* Data extract:
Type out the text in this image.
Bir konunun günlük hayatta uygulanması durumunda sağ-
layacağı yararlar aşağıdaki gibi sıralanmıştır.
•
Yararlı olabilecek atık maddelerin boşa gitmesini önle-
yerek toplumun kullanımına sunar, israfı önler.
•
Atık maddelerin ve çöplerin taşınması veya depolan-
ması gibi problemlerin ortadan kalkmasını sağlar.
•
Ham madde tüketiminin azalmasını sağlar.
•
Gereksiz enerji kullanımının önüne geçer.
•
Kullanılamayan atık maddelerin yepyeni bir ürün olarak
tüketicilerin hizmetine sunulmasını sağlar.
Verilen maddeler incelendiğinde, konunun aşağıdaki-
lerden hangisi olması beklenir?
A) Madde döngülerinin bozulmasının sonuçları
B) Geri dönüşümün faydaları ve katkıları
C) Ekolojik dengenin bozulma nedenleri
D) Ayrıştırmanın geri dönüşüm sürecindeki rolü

* Do this:
Every line above should be retyped exactly as given.

* Full solution:
Type out the text in this image.
Bir konunun günlük hayatta uygulanması durumunda sağ-
layacağı yararlar aşağıdaki gibi sıralanmıştır.
•
Yararlı olabilecek atık maddelerin boşa gitmesini önle-
yerek toplumun kullanımına sunar, israfı önler.
•
Atık maddelerin ve çöplerin taşınması veya depolan-
ması gibi problemlerin ortadan kalkmasını sağlar.
•
Ham madde tüketiminin azalmasını sağlar.
•
Gereksiz enerji kullanımının önüne geçer.
•
Kullanılamayan atık maddelerin yepyeni bir ürün olarak
tüketicilerin hizmetine sunulmasını sağlar.
Verilen maddeler incelendiğinde, konunun aşağıdaki-
lerden hangisi olması beklenir?
A) Madde döngülerinin bozulmasının sonuçları
B) Geri dönüşümün faydaları ve katkıları
C) Ekolojik dengenin bozulma nedenleri
D) Ayrıştırmanın geri dönüşüm sürecindeki rolü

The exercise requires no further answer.